§ **Figure data in JSON**:
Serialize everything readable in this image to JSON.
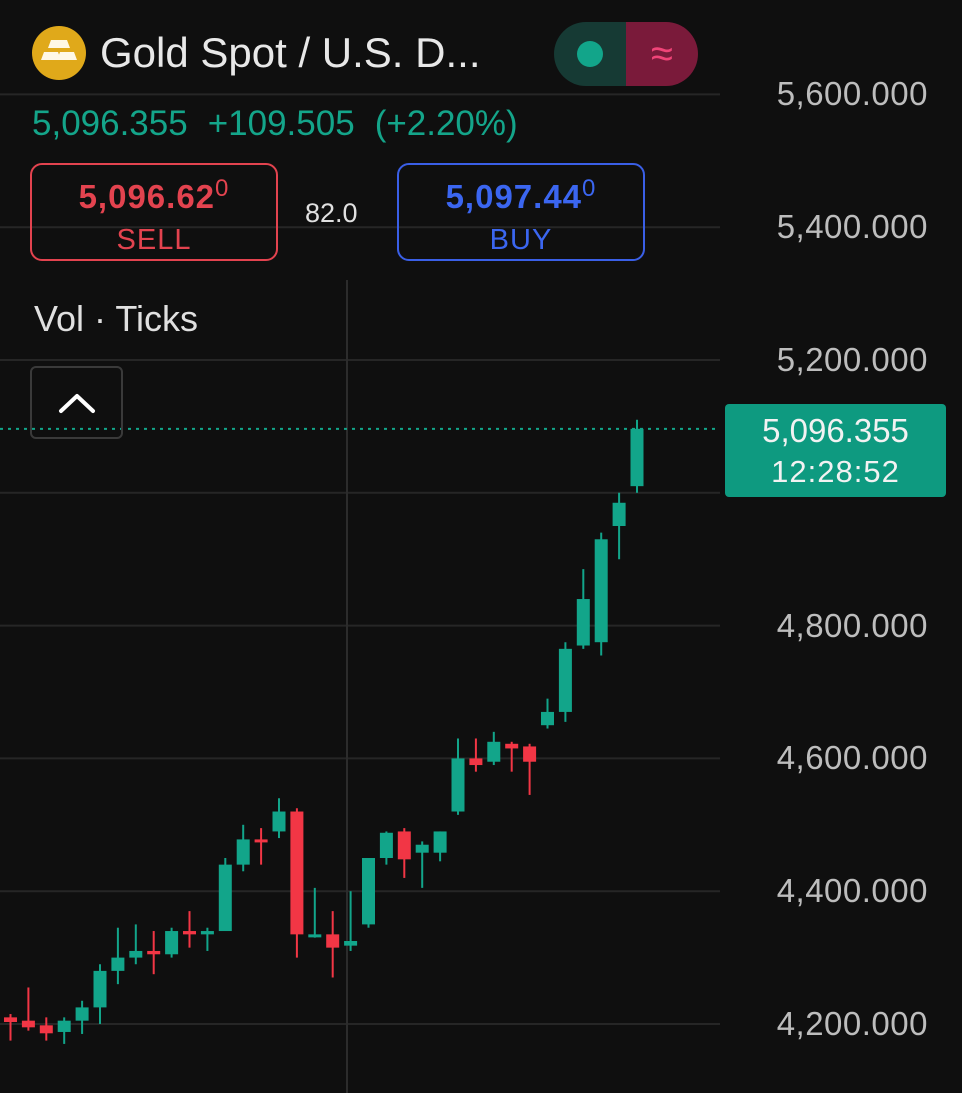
{
  "header": {
    "title": "Gold Spot / U.S. D...",
    "icon": "gold-bars-icon",
    "last_price": "5,096.355",
    "change": "+109.505",
    "change_pct": "(+2.20%)",
    "sell": {
      "price": "5,096.62",
      "price_sup": "0",
      "label": "SELL"
    },
    "buy": {
      "price": "5,097.44",
      "price_sup": "0",
      "label": "BUY"
    },
    "spread": "82.0"
  },
  "indicator": {
    "label": "Vol · Ticks"
  },
  "price_tag": {
    "price": "5,096.355",
    "time": "12:28:52"
  },
  "colors": {
    "up": "#12a58a",
    "down": "#f23645",
    "sell": "#e3434f",
    "buy": "#3b66f0",
    "background": "#0f0f0f",
    "grid": "#262626"
  },
  "chart_data": {
    "type": "candlestick",
    "y_axis": {
      "ticks": [
        "5,600.000",
        "5,400.000",
        "5,200.000",
        "4,800.000",
        "4,600.000",
        "4,400.000",
        "4,200.000"
      ],
      "tick_values": [
        5600,
        5400,
        5200,
        4800,
        4600,
        4400,
        4200
      ],
      "range": [
        4120,
        5700
      ]
    },
    "last_price": 5096.355,
    "candles": [
      {
        "o": 4210,
        "h": 4215,
        "l": 4175,
        "c": 4203
      },
      {
        "o": 4205,
        "h": 4255,
        "l": 4190,
        "c": 4195
      },
      {
        "o": 4198,
        "h": 4210,
        "l": 4175,
        "c": 4186
      },
      {
        "o": 4188,
        "h": 4210,
        "l": 4170,
        "c": 4205
      },
      {
        "o": 4205,
        "h": 4235,
        "l": 4185,
        "c": 4225
      },
      {
        "o": 4225,
        "h": 4290,
        "l": 4200,
        "c": 4280
      },
      {
        "o": 4280,
        "h": 4345,
        "l": 4260,
        "c": 4300
      },
      {
        "o": 4300,
        "h": 4350,
        "l": 4290,
        "c": 4310
      },
      {
        "o": 4310,
        "h": 4340,
        "l": 4275,
        "c": 4305
      },
      {
        "o": 4305,
        "h": 4345,
        "l": 4300,
        "c": 4340
      },
      {
        "o": 4340,
        "h": 4370,
        "l": 4315,
        "c": 4335
      },
      {
        "o": 4335,
        "h": 4345,
        "l": 4310,
        "c": 4340
      },
      {
        "o": 4340,
        "h": 4450,
        "l": 4340,
        "c": 4440
      },
      {
        "o": 4440,
        "h": 4500,
        "l": 4430,
        "c": 4478
      },
      {
        "o": 4478,
        "h": 4495,
        "l": 4440,
        "c": 4474
      },
      {
        "o": 4490,
        "h": 4540,
        "l": 4480,
        "c": 4520
      },
      {
        "o": 4520,
        "h": 4525,
        "l": 4300,
        "c": 4335
      },
      {
        "o": 4335,
        "h": 4405,
        "l": 4330,
        "c": 4335
      },
      {
        "o": 4335,
        "h": 4370,
        "l": 4270,
        "c": 4315
      },
      {
        "o": 4318,
        "h": 4400,
        "l": 4310,
        "c": 4325
      },
      {
        "o": 4350,
        "h": 4450,
        "l": 4345,
        "c": 4450
      },
      {
        "o": 4450,
        "h": 4490,
        "l": 4440,
        "c": 4488
      },
      {
        "o": 4490,
        "h": 4495,
        "l": 4420,
        "c": 4448
      },
      {
        "o": 4458,
        "h": 4475,
        "l": 4405,
        "c": 4470
      },
      {
        "o": 4458,
        "h": 4490,
        "l": 4445,
        "c": 4490
      },
      {
        "o": 4520,
        "h": 4630,
        "l": 4515,
        "c": 4600
      },
      {
        "o": 4600,
        "h": 4630,
        "l": 4580,
        "c": 4590
      },
      {
        "o": 4595,
        "h": 4640,
        "l": 4590,
        "c": 4625
      },
      {
        "o": 4622,
        "h": 4625,
        "l": 4580,
        "c": 4615
      },
      {
        "o": 4618,
        "h": 4622,
        "l": 4545,
        "c": 4595
      },
      {
        "o": 4650,
        "h": 4690,
        "l": 4645,
        "c": 4670
      },
      {
        "o": 4670,
        "h": 4775,
        "l": 4655,
        "c": 4765
      },
      {
        "o": 4770,
        "h": 4885,
        "l": 4765,
        "c": 4840
      },
      {
        "o": 4775,
        "h": 4940,
        "l": 4755,
        "c": 4930
      },
      {
        "o": 4950,
        "h": 5000,
        "l": 4900,
        "c": 4985
      },
      {
        "o": 5010,
        "h": 5110,
        "l": 5000,
        "c": 5096.355
      }
    ]
  }
}
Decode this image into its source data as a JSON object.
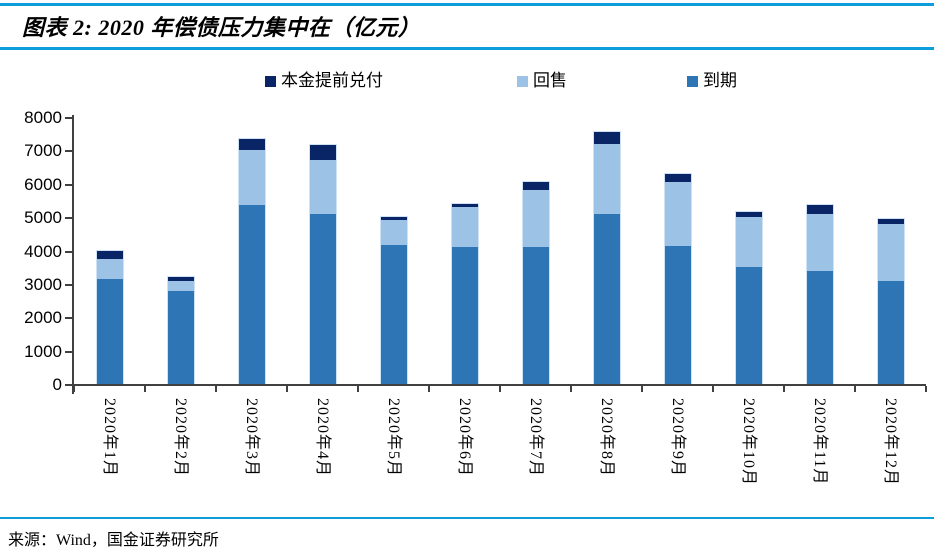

§ **To do**:
Read the entries above, then pull out the lines that include "image".

§ **Answer for the task**:
Serialize everything readable in this image to JSON.
Decode this image into its source data as a JSON object.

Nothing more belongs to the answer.